-- start of Listed entries --

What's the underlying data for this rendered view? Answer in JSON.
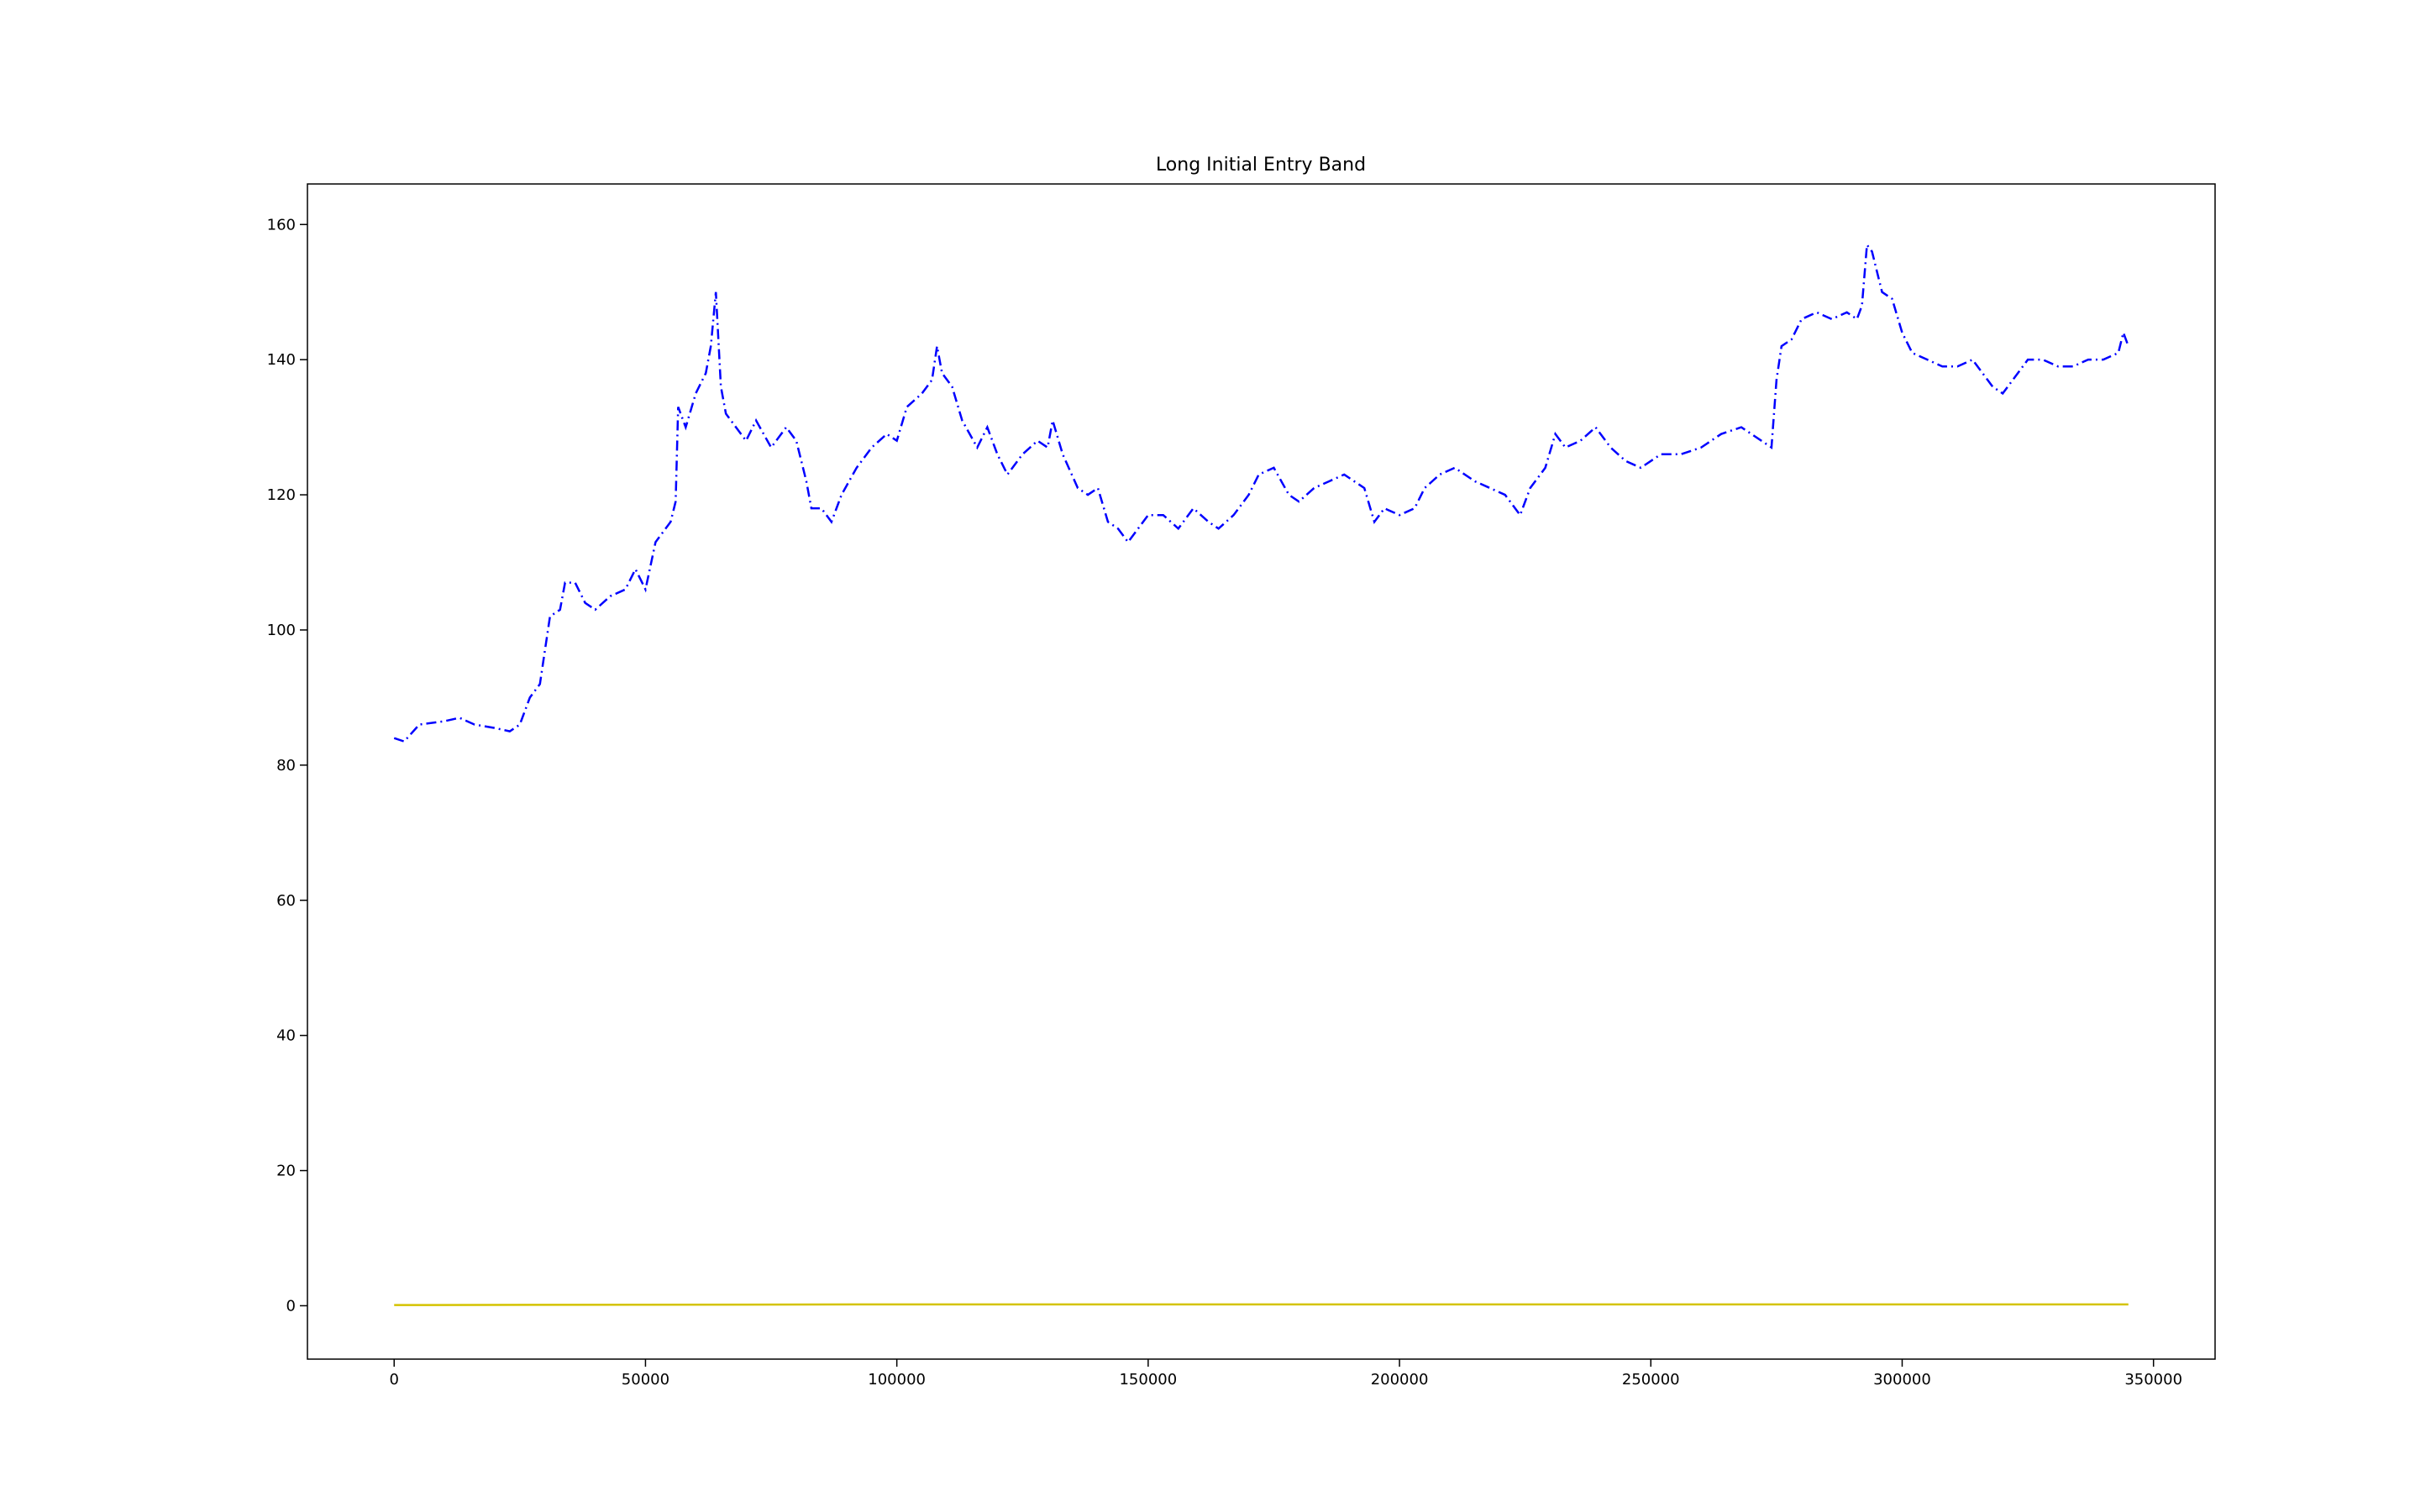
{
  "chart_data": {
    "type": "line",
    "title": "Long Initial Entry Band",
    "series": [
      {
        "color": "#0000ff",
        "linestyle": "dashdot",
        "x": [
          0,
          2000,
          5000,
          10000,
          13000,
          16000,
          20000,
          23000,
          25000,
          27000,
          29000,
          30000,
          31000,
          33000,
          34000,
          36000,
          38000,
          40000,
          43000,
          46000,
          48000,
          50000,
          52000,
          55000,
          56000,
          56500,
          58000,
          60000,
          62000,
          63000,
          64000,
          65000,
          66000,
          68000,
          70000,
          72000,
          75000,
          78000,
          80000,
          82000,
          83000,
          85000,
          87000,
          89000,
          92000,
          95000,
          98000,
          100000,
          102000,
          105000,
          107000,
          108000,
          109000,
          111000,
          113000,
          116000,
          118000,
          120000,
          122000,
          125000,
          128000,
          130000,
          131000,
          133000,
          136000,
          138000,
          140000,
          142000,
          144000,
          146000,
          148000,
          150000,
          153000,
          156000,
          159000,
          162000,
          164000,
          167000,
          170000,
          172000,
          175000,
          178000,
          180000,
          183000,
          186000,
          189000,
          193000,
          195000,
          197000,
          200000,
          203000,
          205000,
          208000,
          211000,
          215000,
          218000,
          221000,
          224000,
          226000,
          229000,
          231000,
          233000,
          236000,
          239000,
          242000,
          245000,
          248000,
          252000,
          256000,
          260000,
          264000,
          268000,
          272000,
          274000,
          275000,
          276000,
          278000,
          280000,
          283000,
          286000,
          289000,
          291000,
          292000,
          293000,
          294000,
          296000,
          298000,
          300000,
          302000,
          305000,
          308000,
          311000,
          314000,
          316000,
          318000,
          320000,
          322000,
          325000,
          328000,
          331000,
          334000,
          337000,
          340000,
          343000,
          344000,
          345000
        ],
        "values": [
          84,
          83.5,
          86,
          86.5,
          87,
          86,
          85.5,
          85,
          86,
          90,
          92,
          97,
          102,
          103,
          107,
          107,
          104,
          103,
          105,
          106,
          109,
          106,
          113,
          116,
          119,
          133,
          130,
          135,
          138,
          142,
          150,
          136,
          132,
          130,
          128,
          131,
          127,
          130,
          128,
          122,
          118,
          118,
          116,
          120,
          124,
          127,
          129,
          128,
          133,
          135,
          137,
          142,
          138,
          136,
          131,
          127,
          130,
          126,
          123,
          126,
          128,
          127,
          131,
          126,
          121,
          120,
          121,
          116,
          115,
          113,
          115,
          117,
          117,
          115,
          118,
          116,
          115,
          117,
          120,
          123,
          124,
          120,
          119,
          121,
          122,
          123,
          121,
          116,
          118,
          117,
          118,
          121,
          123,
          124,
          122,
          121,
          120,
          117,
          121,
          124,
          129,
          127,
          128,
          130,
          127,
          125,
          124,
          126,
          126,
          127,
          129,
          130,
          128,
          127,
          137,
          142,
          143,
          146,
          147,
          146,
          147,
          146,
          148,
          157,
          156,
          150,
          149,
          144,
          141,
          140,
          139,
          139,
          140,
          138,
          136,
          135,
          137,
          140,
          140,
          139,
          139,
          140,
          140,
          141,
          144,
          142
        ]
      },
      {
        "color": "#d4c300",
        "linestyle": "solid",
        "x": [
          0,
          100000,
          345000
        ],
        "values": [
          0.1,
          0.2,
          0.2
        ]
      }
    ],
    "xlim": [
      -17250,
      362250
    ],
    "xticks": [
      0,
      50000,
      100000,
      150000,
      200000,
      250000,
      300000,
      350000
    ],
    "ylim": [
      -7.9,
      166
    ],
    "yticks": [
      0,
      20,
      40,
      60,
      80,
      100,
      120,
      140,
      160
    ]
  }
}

-- end of Listed entries --

**What you need to do:** How many of the lines above include the string "linestyle"? Reply with the number by itself.

**Answer to the exercise:** 2